Exercise directions:
Below is a block of records. Copy every line in it that contains the word "rate".

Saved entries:
┌────────
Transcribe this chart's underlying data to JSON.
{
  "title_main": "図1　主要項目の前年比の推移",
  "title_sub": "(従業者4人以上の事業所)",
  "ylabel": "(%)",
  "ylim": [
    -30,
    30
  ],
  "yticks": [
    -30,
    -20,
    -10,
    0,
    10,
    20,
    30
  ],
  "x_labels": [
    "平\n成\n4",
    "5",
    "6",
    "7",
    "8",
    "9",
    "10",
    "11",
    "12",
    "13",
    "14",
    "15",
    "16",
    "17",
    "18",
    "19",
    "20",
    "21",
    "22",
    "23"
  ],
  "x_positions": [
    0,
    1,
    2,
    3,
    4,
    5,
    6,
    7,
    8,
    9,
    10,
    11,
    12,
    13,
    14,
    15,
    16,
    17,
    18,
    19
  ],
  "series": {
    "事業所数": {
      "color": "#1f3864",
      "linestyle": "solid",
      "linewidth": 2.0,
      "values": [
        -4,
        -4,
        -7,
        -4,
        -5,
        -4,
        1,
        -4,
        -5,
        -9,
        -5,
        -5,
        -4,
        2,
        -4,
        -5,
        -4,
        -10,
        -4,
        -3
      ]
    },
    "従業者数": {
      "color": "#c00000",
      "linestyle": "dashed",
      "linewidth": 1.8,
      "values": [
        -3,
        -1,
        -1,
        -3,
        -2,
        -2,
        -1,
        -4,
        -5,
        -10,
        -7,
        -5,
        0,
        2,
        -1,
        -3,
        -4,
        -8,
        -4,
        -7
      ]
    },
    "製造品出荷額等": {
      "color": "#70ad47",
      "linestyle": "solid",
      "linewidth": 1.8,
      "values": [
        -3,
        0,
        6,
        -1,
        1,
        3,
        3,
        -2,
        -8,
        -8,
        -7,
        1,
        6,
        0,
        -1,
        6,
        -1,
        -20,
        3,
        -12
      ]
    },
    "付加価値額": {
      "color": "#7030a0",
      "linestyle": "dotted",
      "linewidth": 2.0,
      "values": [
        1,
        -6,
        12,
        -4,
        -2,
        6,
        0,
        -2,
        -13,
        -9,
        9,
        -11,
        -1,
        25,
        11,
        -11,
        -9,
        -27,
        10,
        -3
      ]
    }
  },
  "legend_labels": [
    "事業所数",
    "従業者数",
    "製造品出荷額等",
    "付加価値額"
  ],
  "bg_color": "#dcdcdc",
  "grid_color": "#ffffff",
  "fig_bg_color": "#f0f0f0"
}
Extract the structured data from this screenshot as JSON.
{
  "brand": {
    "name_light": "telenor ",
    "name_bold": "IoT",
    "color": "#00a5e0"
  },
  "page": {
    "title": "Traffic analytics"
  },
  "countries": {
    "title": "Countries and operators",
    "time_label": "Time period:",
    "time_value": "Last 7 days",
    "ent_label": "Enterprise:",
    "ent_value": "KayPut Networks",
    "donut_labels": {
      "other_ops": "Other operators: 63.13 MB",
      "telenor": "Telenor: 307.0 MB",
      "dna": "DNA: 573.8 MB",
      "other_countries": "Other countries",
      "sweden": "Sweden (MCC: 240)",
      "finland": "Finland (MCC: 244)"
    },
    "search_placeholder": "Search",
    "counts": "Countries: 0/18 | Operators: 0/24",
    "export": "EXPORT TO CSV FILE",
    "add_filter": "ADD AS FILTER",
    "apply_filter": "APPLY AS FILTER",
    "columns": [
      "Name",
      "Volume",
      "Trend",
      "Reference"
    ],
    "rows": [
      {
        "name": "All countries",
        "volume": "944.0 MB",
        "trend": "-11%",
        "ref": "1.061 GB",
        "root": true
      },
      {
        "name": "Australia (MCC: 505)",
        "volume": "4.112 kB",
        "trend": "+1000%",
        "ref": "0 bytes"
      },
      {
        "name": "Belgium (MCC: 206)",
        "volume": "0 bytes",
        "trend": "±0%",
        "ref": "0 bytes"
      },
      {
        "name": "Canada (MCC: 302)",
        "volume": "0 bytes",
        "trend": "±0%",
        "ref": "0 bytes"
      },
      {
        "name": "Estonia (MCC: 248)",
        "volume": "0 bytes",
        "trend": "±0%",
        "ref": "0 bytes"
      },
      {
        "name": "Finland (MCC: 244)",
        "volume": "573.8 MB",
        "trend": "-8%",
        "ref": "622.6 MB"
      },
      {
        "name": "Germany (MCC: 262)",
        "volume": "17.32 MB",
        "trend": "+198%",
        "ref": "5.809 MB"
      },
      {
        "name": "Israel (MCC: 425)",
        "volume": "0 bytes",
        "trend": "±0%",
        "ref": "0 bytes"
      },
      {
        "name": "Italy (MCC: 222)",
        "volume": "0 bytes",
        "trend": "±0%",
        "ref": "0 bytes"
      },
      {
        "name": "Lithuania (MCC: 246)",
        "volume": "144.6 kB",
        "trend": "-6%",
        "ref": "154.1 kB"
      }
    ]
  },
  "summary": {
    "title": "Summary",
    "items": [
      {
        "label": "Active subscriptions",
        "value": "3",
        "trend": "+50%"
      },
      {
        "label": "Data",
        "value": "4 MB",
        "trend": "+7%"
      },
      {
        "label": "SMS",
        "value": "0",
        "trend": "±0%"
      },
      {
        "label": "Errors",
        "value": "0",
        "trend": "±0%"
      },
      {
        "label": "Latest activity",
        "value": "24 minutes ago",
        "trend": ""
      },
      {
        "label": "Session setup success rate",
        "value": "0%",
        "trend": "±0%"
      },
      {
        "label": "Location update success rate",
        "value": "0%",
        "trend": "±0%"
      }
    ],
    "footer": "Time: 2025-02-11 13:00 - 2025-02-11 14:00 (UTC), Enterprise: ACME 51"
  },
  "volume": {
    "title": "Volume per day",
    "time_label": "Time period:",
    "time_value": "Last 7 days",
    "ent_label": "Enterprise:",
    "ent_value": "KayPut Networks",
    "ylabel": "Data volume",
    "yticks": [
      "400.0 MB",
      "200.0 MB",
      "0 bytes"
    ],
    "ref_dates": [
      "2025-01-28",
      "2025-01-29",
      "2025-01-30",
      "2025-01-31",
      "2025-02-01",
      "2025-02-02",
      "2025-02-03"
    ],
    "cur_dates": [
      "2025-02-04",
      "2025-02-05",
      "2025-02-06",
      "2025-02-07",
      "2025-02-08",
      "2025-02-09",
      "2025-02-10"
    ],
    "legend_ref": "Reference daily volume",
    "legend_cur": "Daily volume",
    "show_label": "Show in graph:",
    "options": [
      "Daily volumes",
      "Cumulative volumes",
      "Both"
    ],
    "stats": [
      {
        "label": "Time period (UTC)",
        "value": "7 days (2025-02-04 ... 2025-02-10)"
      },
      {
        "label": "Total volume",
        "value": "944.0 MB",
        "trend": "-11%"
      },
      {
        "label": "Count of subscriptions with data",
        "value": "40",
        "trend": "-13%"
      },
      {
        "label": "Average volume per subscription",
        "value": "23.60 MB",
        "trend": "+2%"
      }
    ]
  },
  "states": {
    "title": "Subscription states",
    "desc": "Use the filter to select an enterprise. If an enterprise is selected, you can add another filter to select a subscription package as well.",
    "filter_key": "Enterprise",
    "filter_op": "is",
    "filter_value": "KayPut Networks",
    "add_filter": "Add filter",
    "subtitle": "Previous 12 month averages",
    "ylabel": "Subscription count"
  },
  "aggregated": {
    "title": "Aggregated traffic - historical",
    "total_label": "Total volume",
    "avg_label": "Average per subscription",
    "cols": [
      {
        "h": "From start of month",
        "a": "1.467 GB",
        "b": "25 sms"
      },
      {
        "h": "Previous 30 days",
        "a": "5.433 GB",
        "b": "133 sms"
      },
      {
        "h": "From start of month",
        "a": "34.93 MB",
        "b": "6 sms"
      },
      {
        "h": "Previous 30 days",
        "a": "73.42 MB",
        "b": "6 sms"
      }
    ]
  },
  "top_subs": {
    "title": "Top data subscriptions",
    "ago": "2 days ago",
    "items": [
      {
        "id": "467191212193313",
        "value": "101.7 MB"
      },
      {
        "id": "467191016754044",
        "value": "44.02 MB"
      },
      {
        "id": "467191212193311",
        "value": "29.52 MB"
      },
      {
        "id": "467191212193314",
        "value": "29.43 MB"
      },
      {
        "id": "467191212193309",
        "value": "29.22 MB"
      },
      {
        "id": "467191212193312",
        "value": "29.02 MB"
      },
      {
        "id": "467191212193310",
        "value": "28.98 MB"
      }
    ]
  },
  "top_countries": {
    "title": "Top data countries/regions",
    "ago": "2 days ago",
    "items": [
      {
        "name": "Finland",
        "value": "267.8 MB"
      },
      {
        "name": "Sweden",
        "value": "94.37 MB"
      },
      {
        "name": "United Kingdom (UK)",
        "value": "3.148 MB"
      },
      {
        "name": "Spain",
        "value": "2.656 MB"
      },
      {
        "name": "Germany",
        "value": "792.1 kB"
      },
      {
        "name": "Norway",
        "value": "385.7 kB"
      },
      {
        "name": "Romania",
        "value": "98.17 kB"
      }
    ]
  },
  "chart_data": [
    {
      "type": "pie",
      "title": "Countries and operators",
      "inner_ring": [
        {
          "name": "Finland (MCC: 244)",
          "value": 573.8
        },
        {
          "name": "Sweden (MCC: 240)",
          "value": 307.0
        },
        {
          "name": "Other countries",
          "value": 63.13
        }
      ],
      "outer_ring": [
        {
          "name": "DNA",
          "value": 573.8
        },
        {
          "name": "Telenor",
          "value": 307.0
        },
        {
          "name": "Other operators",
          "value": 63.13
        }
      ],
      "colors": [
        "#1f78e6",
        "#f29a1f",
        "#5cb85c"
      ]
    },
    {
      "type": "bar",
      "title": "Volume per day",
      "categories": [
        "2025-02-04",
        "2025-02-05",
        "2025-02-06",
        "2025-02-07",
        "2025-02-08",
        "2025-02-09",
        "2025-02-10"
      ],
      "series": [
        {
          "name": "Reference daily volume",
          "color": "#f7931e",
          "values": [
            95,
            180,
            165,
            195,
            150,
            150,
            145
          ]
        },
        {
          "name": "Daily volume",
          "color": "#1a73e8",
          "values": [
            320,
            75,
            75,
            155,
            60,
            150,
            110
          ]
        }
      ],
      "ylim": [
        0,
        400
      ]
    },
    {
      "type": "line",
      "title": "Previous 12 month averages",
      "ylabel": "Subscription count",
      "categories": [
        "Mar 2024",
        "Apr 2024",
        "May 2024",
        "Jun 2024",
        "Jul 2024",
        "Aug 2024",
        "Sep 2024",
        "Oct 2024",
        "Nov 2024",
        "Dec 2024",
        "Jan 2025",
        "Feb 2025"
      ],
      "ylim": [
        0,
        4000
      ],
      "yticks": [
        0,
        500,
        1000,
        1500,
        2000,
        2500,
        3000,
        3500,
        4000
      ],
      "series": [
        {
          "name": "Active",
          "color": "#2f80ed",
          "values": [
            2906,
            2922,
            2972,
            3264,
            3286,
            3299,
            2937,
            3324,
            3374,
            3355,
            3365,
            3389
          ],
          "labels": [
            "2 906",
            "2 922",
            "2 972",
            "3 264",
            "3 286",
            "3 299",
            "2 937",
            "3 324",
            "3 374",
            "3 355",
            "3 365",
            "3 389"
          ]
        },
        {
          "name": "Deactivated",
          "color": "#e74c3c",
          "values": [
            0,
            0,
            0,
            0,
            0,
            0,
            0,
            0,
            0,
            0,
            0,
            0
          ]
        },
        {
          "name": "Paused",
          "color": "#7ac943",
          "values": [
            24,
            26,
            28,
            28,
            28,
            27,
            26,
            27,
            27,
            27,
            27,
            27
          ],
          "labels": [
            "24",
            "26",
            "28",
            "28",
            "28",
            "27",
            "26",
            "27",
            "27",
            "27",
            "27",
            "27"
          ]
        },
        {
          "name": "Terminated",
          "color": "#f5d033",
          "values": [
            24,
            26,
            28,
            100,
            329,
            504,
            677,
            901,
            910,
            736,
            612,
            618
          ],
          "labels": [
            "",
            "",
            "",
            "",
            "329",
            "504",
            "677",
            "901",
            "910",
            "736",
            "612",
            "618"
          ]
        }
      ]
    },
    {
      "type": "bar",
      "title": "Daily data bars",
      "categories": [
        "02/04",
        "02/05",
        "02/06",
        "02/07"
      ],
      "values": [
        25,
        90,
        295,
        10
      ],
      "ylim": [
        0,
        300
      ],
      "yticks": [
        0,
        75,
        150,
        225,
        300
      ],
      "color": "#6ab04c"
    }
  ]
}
└────────
Result:
        "label": "Session setup success rate",
        "label": "Location update success rate",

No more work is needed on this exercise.